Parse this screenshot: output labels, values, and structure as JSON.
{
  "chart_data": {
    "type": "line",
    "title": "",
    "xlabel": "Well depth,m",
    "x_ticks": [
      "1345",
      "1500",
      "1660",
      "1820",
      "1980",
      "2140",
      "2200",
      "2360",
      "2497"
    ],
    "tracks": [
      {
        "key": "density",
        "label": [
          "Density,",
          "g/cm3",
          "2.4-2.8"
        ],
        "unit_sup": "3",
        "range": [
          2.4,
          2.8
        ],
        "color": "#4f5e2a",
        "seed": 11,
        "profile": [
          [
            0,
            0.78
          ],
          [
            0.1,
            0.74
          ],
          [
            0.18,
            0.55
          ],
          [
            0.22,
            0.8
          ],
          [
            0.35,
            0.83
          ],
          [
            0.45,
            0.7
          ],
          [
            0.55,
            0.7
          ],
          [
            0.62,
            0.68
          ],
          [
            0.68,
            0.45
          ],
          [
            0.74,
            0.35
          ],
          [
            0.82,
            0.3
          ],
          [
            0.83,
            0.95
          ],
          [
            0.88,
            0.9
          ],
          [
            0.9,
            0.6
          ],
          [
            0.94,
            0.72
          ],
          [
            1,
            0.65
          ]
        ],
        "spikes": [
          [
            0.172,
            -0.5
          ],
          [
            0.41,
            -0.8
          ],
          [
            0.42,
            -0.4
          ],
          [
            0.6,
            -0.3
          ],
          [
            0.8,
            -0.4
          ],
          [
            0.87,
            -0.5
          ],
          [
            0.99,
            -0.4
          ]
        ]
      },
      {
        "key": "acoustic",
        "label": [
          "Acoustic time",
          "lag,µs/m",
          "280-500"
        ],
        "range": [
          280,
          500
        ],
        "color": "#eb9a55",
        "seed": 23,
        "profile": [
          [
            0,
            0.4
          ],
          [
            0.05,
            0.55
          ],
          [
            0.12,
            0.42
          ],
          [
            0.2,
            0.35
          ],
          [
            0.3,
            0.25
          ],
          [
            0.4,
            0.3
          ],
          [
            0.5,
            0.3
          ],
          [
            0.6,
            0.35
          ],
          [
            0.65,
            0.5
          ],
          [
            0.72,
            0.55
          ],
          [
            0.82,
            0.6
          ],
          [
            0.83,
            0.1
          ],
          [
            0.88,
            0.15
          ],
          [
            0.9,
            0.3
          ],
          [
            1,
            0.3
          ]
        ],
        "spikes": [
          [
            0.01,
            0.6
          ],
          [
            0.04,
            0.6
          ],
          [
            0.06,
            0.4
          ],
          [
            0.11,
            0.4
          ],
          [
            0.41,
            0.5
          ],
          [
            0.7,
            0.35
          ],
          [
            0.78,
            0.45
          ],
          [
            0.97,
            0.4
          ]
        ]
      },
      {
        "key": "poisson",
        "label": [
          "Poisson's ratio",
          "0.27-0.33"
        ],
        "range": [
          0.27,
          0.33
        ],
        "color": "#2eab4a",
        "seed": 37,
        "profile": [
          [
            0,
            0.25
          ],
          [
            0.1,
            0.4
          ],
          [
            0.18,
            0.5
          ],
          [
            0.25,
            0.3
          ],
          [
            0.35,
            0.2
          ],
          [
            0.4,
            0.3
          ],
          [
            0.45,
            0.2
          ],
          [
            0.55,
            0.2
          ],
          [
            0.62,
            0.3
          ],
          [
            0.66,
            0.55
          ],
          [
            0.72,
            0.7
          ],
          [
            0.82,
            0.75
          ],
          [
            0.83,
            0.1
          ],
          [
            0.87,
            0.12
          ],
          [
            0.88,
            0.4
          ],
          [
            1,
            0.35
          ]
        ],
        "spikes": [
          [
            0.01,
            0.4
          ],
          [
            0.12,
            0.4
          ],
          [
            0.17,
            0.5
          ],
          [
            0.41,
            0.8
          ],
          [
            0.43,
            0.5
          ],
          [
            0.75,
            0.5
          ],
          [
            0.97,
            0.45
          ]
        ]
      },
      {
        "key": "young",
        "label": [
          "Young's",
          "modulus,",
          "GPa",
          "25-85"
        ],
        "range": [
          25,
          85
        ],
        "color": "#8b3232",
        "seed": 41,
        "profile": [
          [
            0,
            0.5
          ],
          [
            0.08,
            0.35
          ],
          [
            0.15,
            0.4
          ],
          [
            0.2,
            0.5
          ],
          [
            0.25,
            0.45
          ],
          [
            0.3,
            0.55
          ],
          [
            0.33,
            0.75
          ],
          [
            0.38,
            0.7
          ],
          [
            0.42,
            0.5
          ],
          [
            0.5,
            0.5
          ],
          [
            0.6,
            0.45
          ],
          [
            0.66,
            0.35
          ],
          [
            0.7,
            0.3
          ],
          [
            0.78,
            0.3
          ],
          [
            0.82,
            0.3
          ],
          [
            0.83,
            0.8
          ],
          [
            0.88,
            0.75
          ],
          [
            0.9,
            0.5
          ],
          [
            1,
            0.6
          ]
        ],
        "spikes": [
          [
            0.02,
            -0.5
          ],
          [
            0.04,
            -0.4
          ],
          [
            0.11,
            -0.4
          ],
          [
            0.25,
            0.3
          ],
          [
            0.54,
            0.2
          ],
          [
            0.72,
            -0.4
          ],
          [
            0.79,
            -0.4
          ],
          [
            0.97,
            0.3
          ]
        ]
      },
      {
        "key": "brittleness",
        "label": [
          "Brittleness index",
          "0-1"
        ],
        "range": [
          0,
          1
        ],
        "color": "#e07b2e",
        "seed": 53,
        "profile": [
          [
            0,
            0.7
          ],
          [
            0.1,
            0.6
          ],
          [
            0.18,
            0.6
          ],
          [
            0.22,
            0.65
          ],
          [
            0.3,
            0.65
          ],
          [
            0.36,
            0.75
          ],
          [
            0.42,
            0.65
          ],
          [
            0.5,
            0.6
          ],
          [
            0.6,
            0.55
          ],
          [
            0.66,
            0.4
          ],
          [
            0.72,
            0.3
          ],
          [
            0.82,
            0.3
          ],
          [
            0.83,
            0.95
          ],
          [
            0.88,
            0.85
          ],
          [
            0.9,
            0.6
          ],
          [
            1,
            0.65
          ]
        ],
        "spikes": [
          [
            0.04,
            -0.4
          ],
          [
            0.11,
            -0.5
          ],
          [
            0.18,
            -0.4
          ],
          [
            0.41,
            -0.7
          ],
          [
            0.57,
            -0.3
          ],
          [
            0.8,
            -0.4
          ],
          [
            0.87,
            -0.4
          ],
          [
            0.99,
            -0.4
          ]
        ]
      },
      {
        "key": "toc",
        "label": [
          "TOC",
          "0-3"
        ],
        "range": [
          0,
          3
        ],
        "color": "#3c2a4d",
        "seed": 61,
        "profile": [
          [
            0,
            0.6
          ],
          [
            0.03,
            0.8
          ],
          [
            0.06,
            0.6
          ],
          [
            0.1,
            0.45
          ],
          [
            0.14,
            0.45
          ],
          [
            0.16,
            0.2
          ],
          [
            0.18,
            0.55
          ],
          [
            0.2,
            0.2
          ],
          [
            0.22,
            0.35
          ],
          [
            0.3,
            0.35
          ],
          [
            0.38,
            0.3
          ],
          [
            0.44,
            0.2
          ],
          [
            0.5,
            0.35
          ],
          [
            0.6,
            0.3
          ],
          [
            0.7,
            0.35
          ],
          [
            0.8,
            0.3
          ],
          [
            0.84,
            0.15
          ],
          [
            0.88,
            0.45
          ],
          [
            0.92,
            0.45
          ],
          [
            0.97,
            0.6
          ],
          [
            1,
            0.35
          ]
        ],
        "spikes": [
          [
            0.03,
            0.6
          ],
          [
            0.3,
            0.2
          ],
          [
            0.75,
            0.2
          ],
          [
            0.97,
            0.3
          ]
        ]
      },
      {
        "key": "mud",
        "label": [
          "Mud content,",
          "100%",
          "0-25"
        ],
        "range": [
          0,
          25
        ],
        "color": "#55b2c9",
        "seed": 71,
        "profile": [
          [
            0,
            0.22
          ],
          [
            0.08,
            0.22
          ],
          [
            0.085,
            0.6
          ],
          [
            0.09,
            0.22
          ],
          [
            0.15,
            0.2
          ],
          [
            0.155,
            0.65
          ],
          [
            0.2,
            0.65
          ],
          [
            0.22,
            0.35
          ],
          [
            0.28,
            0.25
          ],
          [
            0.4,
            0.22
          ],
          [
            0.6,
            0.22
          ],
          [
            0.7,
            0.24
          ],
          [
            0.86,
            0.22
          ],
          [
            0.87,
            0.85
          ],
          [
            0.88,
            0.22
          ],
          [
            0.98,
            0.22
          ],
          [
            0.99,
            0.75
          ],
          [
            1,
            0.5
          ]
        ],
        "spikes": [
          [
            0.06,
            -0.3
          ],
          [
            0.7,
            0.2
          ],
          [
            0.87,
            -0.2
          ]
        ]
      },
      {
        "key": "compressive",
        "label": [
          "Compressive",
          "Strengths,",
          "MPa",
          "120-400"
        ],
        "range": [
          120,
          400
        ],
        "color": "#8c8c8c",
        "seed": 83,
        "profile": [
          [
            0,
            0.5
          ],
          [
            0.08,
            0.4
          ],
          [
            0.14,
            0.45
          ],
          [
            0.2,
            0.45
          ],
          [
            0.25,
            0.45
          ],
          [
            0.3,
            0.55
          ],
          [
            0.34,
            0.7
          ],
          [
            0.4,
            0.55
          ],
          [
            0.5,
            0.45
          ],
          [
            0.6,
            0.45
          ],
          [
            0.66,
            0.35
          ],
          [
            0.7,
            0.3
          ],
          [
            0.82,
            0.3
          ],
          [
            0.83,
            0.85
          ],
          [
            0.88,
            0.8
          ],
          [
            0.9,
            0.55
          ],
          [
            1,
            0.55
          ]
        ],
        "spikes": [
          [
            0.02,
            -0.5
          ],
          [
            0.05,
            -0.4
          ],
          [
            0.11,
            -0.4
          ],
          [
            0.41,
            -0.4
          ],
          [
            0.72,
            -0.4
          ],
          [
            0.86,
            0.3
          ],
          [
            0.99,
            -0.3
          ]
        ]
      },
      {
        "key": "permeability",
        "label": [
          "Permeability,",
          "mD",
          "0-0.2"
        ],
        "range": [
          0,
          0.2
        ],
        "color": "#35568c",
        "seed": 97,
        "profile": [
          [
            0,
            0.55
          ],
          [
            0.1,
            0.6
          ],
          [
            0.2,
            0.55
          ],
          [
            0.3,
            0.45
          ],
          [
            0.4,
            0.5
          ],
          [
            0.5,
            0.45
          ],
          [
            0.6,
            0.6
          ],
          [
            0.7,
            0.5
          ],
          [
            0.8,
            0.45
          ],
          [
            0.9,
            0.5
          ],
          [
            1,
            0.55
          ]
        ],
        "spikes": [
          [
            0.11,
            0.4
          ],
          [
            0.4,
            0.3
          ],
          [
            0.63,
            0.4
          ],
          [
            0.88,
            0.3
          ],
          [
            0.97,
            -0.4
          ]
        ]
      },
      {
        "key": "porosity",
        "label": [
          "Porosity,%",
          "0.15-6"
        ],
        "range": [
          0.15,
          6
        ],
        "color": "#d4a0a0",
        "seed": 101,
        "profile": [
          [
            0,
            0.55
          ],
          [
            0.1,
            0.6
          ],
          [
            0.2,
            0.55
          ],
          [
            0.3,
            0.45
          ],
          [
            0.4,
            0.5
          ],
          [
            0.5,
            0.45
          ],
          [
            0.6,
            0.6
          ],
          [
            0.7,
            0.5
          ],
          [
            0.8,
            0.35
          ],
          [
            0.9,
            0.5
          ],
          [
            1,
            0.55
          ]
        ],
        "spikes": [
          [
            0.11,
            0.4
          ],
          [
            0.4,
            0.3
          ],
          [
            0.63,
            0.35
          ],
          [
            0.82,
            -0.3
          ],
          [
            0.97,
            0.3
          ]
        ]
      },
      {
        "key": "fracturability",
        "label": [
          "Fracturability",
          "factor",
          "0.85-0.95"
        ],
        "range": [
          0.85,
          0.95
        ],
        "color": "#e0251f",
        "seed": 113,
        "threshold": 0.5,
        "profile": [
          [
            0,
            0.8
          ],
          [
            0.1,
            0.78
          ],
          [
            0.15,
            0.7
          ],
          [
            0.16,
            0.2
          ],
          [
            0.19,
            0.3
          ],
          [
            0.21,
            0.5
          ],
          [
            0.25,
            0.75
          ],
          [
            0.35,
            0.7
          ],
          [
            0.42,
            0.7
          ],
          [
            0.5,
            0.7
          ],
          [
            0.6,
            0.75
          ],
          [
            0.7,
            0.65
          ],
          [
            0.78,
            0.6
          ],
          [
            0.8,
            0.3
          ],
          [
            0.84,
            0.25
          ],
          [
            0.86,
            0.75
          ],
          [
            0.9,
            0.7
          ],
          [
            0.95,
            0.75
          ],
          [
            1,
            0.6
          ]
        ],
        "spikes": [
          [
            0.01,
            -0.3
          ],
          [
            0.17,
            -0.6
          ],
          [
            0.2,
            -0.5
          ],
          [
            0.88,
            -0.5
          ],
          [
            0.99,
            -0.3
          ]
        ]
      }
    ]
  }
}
---
** Exercise aim **
Work out how many lines of the data hold the string "color". Reply with that number alone.

** Problem solution **
11